Your task:
It is required that all of the data be written out exactly.

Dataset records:

________________

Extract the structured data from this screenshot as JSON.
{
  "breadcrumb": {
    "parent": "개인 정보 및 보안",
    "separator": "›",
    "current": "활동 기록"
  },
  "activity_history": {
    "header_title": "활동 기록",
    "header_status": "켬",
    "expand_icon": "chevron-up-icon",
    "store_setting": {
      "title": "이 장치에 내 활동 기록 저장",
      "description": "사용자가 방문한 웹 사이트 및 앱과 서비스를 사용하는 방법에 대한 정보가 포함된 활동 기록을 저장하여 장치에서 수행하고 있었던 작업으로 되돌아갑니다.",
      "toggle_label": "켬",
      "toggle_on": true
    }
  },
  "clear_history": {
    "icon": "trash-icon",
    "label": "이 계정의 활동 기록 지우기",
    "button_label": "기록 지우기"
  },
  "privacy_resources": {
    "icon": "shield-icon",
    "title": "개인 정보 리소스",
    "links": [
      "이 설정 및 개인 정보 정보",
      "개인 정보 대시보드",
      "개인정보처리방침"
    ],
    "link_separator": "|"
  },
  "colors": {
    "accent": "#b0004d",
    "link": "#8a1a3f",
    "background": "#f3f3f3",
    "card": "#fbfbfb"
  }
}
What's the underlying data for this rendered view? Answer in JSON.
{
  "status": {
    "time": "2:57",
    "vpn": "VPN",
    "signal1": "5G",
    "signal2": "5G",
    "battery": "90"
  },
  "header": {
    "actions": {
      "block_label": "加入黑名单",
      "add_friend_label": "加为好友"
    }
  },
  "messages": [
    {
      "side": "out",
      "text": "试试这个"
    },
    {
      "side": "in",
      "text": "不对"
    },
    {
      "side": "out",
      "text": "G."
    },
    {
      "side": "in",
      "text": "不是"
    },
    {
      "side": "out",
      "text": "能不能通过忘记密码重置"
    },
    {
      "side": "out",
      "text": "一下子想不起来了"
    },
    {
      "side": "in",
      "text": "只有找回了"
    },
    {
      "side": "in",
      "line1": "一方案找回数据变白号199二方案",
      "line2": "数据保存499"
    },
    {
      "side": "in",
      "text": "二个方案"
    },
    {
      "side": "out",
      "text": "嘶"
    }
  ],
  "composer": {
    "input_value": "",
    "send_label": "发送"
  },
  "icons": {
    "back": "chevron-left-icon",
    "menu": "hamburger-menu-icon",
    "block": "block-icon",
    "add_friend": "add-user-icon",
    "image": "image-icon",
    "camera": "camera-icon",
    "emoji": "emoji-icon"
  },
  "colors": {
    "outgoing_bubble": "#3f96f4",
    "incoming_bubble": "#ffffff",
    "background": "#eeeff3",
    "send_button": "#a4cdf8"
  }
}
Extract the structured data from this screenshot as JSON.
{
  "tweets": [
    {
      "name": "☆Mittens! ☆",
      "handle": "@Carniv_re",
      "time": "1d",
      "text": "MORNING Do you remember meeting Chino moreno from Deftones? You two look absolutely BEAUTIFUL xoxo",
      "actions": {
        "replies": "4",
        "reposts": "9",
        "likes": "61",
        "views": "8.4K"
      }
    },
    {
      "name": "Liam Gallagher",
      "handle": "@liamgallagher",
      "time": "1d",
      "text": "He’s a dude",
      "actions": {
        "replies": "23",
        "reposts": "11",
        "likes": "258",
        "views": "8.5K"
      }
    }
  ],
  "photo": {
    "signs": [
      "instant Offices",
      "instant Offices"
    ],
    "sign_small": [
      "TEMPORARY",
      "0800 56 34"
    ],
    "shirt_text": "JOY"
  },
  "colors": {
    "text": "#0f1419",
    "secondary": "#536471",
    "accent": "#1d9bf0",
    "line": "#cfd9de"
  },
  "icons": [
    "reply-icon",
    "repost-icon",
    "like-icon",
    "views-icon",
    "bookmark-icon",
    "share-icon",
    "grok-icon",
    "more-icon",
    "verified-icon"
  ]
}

________________

Complete output:
Extract the structured data from this screenshot as JSON.
{
  "breadcrumb": {
    "parent": "개인 정보 및 보안",
    "separator": "›",
    "current": "활동 기록"
  },
  "activity_history": {
    "header_title": "활동 기록",
    "header_status": "켬",
    "expand_icon": "chevron-up-icon",
    "store_setting": {
      "title": "이 장치에 내 활동 기록 저장",
      "description": "사용자가 방문한 웹 사이트 및 앱과 서비스를 사용하는 방법에 대한 정보가 포함된 활동 기록을 저장하여 장치에서 수행하고 있었던 작업으로 되돌아갑니다.",
      "toggle_label": "켬",
      "toggle_on": true
    }
  },
  "clear_history": {
    "icon": "trash-icon",
    "label": "이 계정의 활동 기록 지우기",
    "button_label": "기록 지우기"
  },
  "privacy_resources": {
    "icon": "shield-icon",
    "title": "개인 정보 리소스",
    "links": [
      "이 설정 및 개인 정보 정보",
      "개인 정보 대시보드",
      "개인정보처리방침"
    ],
    "link_separator": "|"
  },
  "colors": {
    "accent": "#b0004d",
    "link": "#8a1a3f",
    "background": "#f3f3f3",
    "card": "#fbfbfb"
  }
}
What's the underlying data for this rendered view? Answer in JSON.
{
  "status": {
    "time": "2:57",
    "vpn": "VPN",
    "signal1": "5G",
    "signal2": "5G",
    "battery": "90"
  },
  "header": {
    "actions": {
      "block_label": "加入黑名单",
      "add_friend_label": "加为好友"
    }
  },
  "messages": [
    {
      "side": "out",
      "text": "试试这个"
    },
    {
      "side": "in",
      "text": "不对"
    },
    {
      "side": "out",
      "text": "G."
    },
    {
      "side": "in",
      "text": "不是"
    },
    {
      "side": "out",
      "text": "能不能通过忘记密码重置"
    },
    {
      "side": "out",
      "text": "一下子想不起来了"
    },
    {
      "side": "in",
      "text": "只有找回了"
    },
    {
      "side": "in",
      "line1": "一方案找回数据变白号199二方案",
      "line2": "数据保存499"
    },
    {
      "side": "in",
      "text": "二个方案"
    },
    {
      "side": "out",
      "text": "嘶"
    }
  ],
  "composer": {
    "input_value": "",
    "send_label": "发送"
  },
  "icons": {
    "back": "chevron-left-icon",
    "menu": "hamburger-menu-icon",
    "block": "block-icon",
    "add_friend": "add-user-icon",
    "image": "image-icon",
    "camera": "camera-icon",
    "emoji": "emoji-icon"
  },
  "colors": {
    "outgoing_bubble": "#3f96f4",
    "incoming_bubble": "#ffffff",
    "background": "#eeeff3",
    "send_button": "#a4cdf8"
  }
}
Extract the structured data from this screenshot as JSON.
{
  "tweets": [
    {
      "name": "☆Mittens! ☆",
      "handle": "@Carniv_re",
      "time": "1d",
      "text": "MORNING Do you remember meeting Chino moreno from Deftones? You two look absolutely BEAUTIFUL xoxo",
      "actions": {
        "replies": "4",
        "reposts": "9",
        "likes": "61",
        "views": "8.4K"
      }
    },
    {
      "name": "Liam Gallagher",
      "handle": "@liamgallagher",
      "time": "1d",
      "text": "He’s a dude",
      "actions": {
        "replies": "23",
        "reposts": "11",
        "likes": "258",
        "views": "8.5K"
      }
    }
  ],
  "photo": {
    "signs": [
      "instant Offices",
      "instant Offices"
    ],
    "sign_small": [
      "TEMPORARY",
      "0800 56 34"
    ],
    "shirt_text": "JOY"
  },
  "colors": {
    "text": "#0f1419",
    "secondary": "#536471",
    "accent": "#1d9bf0",
    "line": "#cfd9de"
  },
  "icons": [
    "reply-icon",
    "repost-icon",
    "like-icon",
    "views-icon",
    "bookmark-icon",
    "share-icon",
    "grok-icon",
    "more-icon",
    "verified-icon"
  ]
}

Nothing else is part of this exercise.